> _DATASET CONTENT_

------

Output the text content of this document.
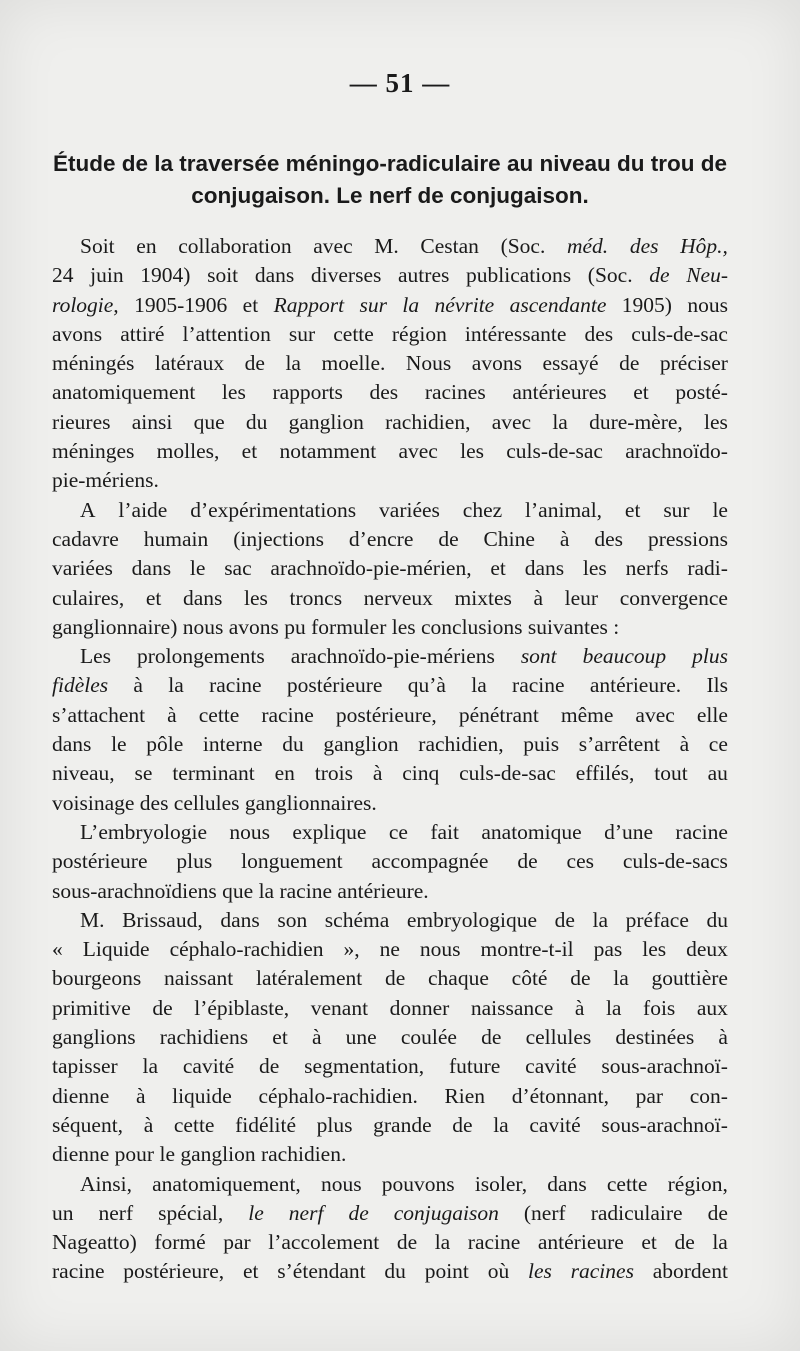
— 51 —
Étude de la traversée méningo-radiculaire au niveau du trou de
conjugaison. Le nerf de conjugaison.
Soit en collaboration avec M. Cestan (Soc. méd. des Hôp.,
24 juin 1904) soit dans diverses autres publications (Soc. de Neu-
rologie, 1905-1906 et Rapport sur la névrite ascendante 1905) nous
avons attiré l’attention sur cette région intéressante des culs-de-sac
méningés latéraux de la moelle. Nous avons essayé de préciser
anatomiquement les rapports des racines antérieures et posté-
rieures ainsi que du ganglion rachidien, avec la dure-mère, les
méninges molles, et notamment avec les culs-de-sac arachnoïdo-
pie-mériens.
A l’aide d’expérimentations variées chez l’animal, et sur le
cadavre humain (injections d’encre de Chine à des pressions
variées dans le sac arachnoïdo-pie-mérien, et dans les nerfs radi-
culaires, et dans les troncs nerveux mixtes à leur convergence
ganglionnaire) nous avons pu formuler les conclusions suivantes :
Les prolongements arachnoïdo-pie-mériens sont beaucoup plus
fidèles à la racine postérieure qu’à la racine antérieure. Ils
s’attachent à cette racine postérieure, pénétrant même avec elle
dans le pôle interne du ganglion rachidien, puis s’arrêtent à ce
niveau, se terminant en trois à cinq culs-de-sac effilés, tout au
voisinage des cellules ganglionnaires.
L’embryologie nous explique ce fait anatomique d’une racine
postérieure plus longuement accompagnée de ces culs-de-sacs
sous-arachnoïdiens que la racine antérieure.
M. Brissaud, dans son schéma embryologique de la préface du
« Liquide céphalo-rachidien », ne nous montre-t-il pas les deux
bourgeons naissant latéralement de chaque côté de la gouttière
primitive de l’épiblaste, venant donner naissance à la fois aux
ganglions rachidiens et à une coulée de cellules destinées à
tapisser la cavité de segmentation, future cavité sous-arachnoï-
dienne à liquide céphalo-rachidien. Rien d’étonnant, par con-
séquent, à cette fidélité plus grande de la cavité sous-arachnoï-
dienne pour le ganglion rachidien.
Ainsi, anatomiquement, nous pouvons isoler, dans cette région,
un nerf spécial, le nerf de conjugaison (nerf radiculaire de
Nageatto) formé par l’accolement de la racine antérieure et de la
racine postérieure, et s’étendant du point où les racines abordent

------

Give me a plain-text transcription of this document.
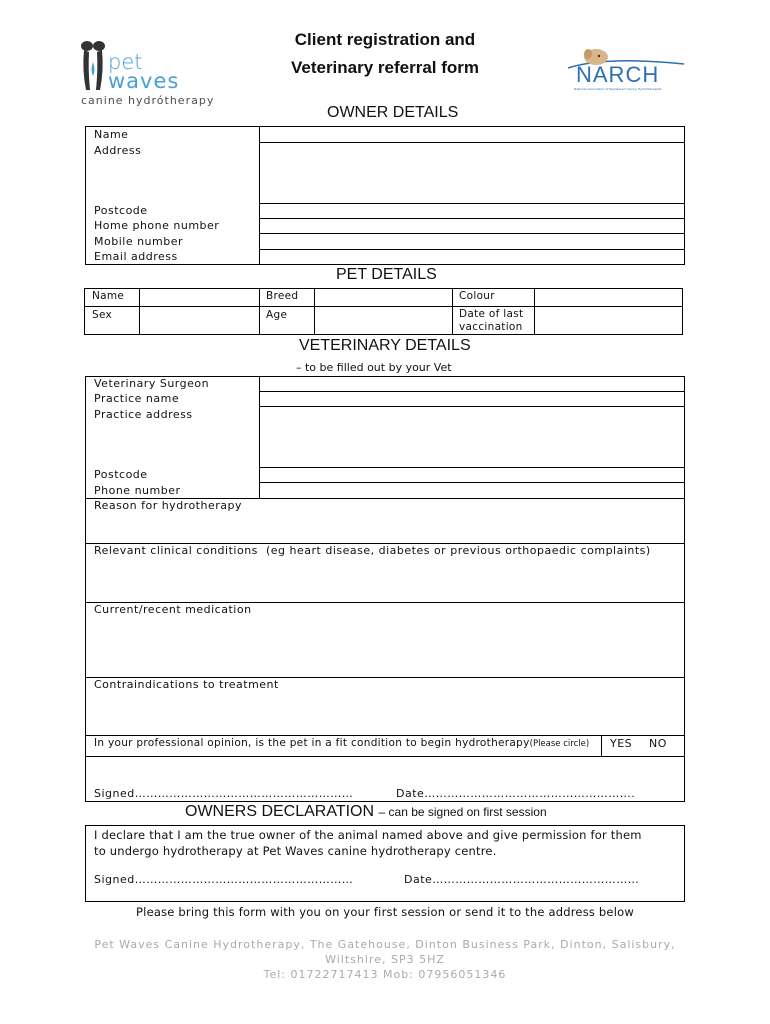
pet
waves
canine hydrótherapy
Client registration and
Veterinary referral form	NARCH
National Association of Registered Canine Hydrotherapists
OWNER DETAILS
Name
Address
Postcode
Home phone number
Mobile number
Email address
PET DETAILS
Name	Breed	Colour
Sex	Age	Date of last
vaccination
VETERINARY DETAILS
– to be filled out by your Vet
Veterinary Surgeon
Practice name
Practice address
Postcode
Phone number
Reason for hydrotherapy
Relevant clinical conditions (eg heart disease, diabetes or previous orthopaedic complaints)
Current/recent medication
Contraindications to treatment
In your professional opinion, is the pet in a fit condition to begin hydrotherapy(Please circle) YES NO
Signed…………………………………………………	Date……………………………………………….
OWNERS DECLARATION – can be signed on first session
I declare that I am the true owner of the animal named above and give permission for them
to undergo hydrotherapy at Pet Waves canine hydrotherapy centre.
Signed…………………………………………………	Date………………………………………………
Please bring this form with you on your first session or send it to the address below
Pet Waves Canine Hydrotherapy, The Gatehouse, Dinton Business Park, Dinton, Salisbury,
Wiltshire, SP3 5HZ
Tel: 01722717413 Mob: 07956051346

------

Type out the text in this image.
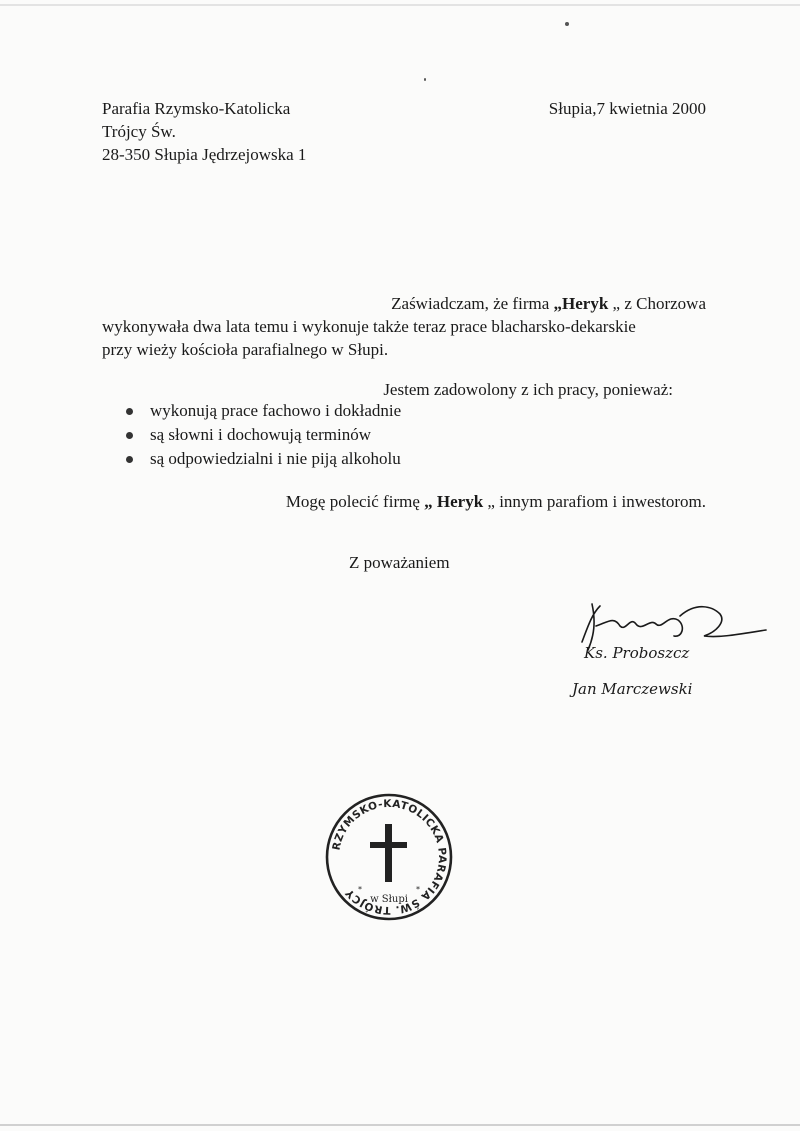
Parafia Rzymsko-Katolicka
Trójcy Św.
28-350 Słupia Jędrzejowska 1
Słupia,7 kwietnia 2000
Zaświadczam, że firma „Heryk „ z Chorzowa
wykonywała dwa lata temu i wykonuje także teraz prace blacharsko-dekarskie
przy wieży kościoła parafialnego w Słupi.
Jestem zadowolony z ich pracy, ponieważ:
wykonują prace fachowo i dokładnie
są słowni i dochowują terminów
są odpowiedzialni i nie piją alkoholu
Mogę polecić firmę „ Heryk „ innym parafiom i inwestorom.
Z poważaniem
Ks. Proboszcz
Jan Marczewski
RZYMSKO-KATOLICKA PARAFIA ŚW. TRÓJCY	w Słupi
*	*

------

> _WHAT TO WORK ON_
Check every line of the data above for the string "céphalo", and copy those that have it.

> _REPLY_
« Liquide céphalo-rachidien », ne nous montre-t-il pas les deux
dienne à liquide céphalo-rachidien. Rien d’étonnant, par con-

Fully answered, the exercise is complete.